GOAL> Copy the data precisely, keeping every character.

RECORDS>
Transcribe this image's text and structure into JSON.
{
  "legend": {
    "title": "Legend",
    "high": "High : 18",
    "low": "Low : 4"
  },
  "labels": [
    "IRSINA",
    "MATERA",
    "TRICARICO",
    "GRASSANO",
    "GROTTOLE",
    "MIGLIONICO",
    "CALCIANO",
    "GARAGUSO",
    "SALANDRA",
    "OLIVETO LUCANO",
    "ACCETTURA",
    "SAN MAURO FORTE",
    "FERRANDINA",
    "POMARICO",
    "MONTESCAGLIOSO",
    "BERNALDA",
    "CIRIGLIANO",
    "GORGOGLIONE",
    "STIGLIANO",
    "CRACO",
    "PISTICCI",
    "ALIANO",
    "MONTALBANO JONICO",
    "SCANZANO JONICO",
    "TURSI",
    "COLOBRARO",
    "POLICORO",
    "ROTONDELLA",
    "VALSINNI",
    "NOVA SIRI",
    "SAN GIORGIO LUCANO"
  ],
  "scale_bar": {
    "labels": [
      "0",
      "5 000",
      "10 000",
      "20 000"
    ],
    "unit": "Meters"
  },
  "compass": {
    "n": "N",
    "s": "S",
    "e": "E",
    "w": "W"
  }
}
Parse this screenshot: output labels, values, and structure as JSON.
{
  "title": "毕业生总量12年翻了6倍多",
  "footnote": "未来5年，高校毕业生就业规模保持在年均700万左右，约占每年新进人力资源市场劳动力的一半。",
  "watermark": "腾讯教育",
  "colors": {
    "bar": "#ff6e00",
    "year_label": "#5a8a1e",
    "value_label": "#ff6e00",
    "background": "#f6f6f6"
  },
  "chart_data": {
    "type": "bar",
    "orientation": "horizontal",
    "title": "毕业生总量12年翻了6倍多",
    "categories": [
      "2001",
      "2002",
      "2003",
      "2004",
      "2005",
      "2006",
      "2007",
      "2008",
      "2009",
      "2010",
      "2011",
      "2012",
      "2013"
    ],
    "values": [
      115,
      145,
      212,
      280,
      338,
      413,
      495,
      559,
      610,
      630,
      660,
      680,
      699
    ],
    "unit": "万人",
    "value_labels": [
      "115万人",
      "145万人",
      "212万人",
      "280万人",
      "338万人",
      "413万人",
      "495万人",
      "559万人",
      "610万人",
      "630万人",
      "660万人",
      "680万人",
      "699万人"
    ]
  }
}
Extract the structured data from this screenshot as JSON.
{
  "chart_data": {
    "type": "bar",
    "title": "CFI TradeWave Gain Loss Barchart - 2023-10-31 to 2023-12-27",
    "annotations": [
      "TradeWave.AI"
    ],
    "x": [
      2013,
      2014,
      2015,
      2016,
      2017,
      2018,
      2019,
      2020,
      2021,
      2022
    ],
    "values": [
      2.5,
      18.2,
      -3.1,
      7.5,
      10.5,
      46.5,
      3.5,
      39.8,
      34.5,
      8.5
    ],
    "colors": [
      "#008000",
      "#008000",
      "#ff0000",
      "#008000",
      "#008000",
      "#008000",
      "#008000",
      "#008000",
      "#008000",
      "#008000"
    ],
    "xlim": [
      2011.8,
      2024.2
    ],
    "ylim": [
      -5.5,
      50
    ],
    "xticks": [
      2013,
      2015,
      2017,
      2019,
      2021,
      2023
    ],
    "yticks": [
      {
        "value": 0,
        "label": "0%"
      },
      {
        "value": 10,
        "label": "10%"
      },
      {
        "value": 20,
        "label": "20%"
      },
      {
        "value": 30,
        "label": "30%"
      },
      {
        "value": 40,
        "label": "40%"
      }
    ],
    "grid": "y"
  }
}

RESPONSE>
Transcribe this image's text and structure into JSON.
{
  "legend": {
    "title": "Legend",
    "high": "High : 18",
    "low": "Low : 4"
  },
  "labels": [
    "IRSINA",
    "MATERA",
    "TRICARICO",
    "GRASSANO",
    "GROTTOLE",
    "MIGLIONICO",
    "CALCIANO",
    "GARAGUSO",
    "SALANDRA",
    "OLIVETO LUCANO",
    "ACCETTURA",
    "SAN MAURO FORTE",
    "FERRANDINA",
    "POMARICO",
    "MONTESCAGLIOSO",
    "BERNALDA",
    "CIRIGLIANO",
    "GORGOGLIONE",
    "STIGLIANO",
    "CRACO",
    "PISTICCI",
    "ALIANO",
    "MONTALBANO JONICO",
    "SCANZANO JONICO",
    "TURSI",
    "COLOBRARO",
    "POLICORO",
    "ROTONDELLA",
    "VALSINNI",
    "NOVA SIRI",
    "SAN GIORGIO LUCANO"
  ],
  "scale_bar": {
    "labels": [
      "0",
      "5 000",
      "10 000",
      "20 000"
    ],
    "unit": "Meters"
  },
  "compass": {
    "n": "N",
    "s": "S",
    "e": "E",
    "w": "W"
  }
}
Parse this screenshot: output labels, values, and structure as JSON.
{
  "title": "毕业生总量12年翻了6倍多",
  "footnote": "未来5年，高校毕业生就业规模保持在年均700万左右，约占每年新进人力资源市场劳动力的一半。",
  "watermark": "腾讯教育",
  "colors": {
    "bar": "#ff6e00",
    "year_label": "#5a8a1e",
    "value_label": "#ff6e00",
    "background": "#f6f6f6"
  },
  "chart_data": {
    "type": "bar",
    "orientation": "horizontal",
    "title": "毕业生总量12年翻了6倍多",
    "categories": [
      "2001",
      "2002",
      "2003",
      "2004",
      "2005",
      "2006",
      "2007",
      "2008",
      "2009",
      "2010",
      "2011",
      "2012",
      "2013"
    ],
    "values": [
      115,
      145,
      212,
      280,
      338,
      413,
      495,
      559,
      610,
      630,
      660,
      680,
      699
    ],
    "unit": "万人",
    "value_labels": [
      "115万人",
      "145万人",
      "212万人",
      "280万人",
      "338万人",
      "413万人",
      "495万人",
      "559万人",
      "610万人",
      "630万人",
      "660万人",
      "680万人",
      "699万人"
    ]
  }
}
Extract the structured data from this screenshot as JSON.
{
  "chart_data": {
    "type": "bar",
    "title": "CFI TradeWave Gain Loss Barchart - 2023-10-31 to 2023-12-27",
    "annotations": [
      "TradeWave.AI"
    ],
    "x": [
      2013,
      2014,
      2015,
      2016,
      2017,
      2018,
      2019,
      2020,
      2021,
      2022
    ],
    "values": [
      2.5,
      18.2,
      -3.1,
      7.5,
      10.5,
      46.5,
      3.5,
      39.8,
      34.5,
      8.5
    ],
    "colors": [
      "#008000",
      "#008000",
      "#ff0000",
      "#008000",
      "#008000",
      "#008000",
      "#008000",
      "#008000",
      "#008000",
      "#008000"
    ],
    "xlim": [
      2011.8,
      2024.2
    ],
    "ylim": [
      -5.5,
      50
    ],
    "xticks": [
      2013,
      2015,
      2017,
      2019,
      2021,
      2023
    ],
    "yticks": [
      {
        "value": 0,
        "label": "0%"
      },
      {
        "value": 10,
        "label": "10%"
      },
      {
        "value": 20,
        "label": "20%"
      },
      {
        "value": 30,
        "label": "30%"
      },
      {
        "value": 40,
        "label": "40%"
      }
    ],
    "grid": "y"
  }
}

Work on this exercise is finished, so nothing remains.